## Entries taken from a collection
====================
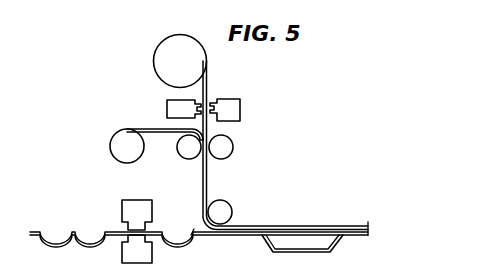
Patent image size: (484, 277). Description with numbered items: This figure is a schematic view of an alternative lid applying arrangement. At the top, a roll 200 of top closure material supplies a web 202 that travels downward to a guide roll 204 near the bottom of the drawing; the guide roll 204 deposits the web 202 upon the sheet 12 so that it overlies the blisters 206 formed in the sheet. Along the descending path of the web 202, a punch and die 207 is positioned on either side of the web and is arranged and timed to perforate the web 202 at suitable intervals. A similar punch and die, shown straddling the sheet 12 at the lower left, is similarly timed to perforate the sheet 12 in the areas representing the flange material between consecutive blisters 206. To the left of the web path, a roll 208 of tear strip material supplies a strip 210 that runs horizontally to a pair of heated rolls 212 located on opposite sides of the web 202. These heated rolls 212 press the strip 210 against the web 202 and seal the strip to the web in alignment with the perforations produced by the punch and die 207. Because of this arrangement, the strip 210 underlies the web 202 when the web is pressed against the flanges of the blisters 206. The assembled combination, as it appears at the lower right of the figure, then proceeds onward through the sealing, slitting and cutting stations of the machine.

The sheet 12 is at (184, 245).
The roll of top closure material 200 is at (154, 62).
The web 202 is at (210, 127).
The guide roll 204 is at (232, 206).
The blisters 206 is at (332, 252).
The punch and die 207 is at (218, 100).
The roll of tear strip material 208 is at (113, 155).
The strip 210 is at (146, 128).
The heated rolls 212 is at (218, 158).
====================
Present each line of the material above as a numbered list, skipping blank lines and leaving the pictures out.

1. Patent image size: (484, 277). Description with numbered items: This figure is a schematic view of an alternative lid applying arrangement. At the top, a roll 200 of top closure material supplies a web 202 that travels downward to a guide roll 204 near the bottom of the drawing; the guide roll 204 deposits the web 202 upon the sheet 12 so that it overlies the blisters 206 formed in the sheet. Along the descending path of the web 202, a punch and die 207 is positioned on either side of the web and is arranged and timed to perforate the web 202 at suitable intervals. A similar punch and die, shown straddling the sheet 12 at the lower left, is similarly timed to perforate the sheet 12 in the areas representing the flange material between consecutive blisters 206. To the left of the web path, a roll 208 of tear strip material supplies a strip 210 that runs horizontally to a pair of heated rolls 212 located on opposite sides of the web 202. These heated rolls 212 press the strip 210 against the web 202 and seal the strip to the web in alignment with the perforations produced by the punch and die 207. Because of this arrangement, the strip 210 underlies the web 202 when the web is pressed against the flanges of the blisters 206. The assembled combination, as it appears at the lower right of the figure, then proceeds onward through the sealing, slitting and cutting stations of the machine.
2. The sheet 12 is at (184, 245).
3. The roll of top closure material 200 is at (154, 62).
4. The web 202 is at (210, 127).
5. The guide roll 204 is at (232, 206).
6. The blisters 206 is at (332, 252).
7. The punch and die 207 is at (218, 100).
8. The roll of tear strip material 208 is at (113, 155).
9. The strip 210 is at (146, 128).
10. The heated rolls 212 is at (218, 158).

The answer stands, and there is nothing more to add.